Pay-for-performance diverts time, money and focus from other, mission-related matters and actual job performance, causing undue attention to how one looks and whether one will get a raise. It promotes economic insecurity of employees who will not know when or if they will ever get a raise again. It appears to be a scam to reduce federal pay overall. The section is silent on whether employees will be informed of what their colleagues are receiving. Since most employees operate under the premise that their ratings and awards are private, many will expect continued privacy; however, to allow any monitoring of how effective the system is, whether it satisfies the "transparency" requirement of the NSPS statute, to enable any disclosure of whether discrimination results, and for there to be any degree of financial
accountability for DoD expenditure of taxpayer money, the regulation should provide that pay raises are public information and releasable under FOIA and the Privacy Act. Pay-for-performance increases personnel costs. It ignores pay parity between military and civilian salaries as Congress has strived for and generally obtained in recent years. That, and the lack of any plan to similarly require it for military personnel, will create a rift between civilain employees and their active duty colleagues, tending to harm national security as well as degrade morale.
Pay-for-performance will tend to put larger raises into the hands of those who control the money already, larger commands or headquarters offices, jobs more business-related where contribution to the bottom line is more easily discernible, and jobs more obviously closely aligned to the war-fighting misssion, such as weapons development. By contrast, employees in smaller field offices less able to fight for the money will likely receive less, despite their actual performance.
Pay-for-performance breaches an implied contract for current employees who may have decided to work for DoD and retire from it with reasonable detrimental reliance on the continuation of the previously reliable pay raises and step increases, foresaking other opportunities in the private sector. Pay-for-performance encourages violation of overtime laws and regulations by inducing employees and managers to assume that if an employee works longer that means he/she is working better, warranting a larger raise. There is no indication that raises will actually be funded from one year to the next.

** Exercise tasks **
1 - Please repeat the pay-for-performance text word for word, starting with "Pay-for-performance will tend" and going on through "their actual performance.".
2 - In the pay-for-performance text, under which two laws should pay raises be releasable?
3 - List the purposes the pay-for-performance text gives for making pay raises public information.
Answer only from the pay-for-performance text.

** Information provided **
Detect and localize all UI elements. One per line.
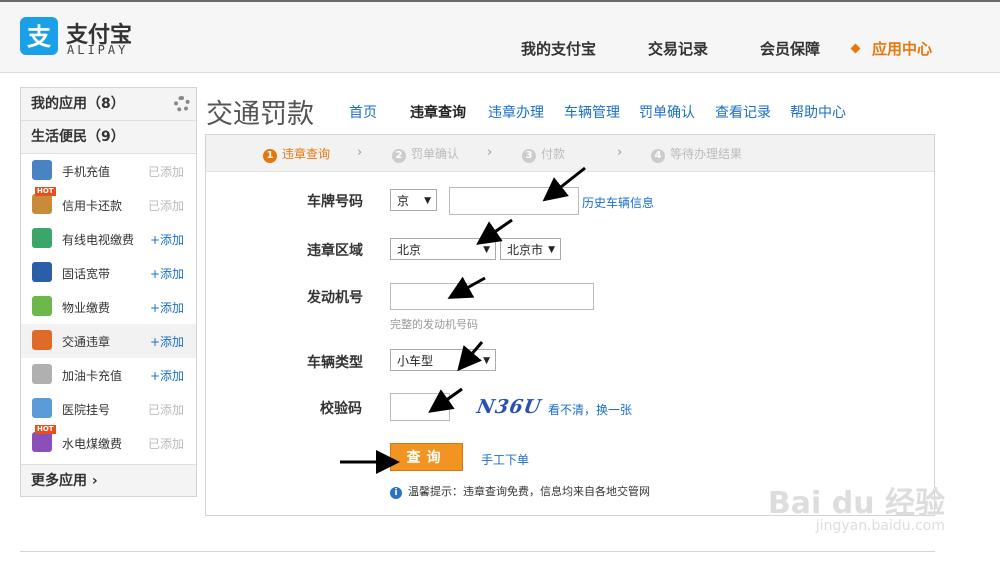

** Outputs **
1 -
Pay-for-performance will tend to put larger raises into the hands of those who control the money already, larger commands or headquarters offices, jobs more business-related where contribution to the bottom line is more easily discernible, and jobs more obviously closely aligned to the war-fighting misssion, such as weapons development. By contrast, employees in smaller field offices less able to fight for the money will likely receive less, despite their actual performance.

2 - FOIA and the Privacy Act.

3 -
- To allow monitoring of how effective the system is
- To show whether it satisfies the "transparency" requirement of the NSPS statute
- To enable disclosure of whether discrimination results
- To provide some degree of financial accountability for DoD expenditure of taxpayer money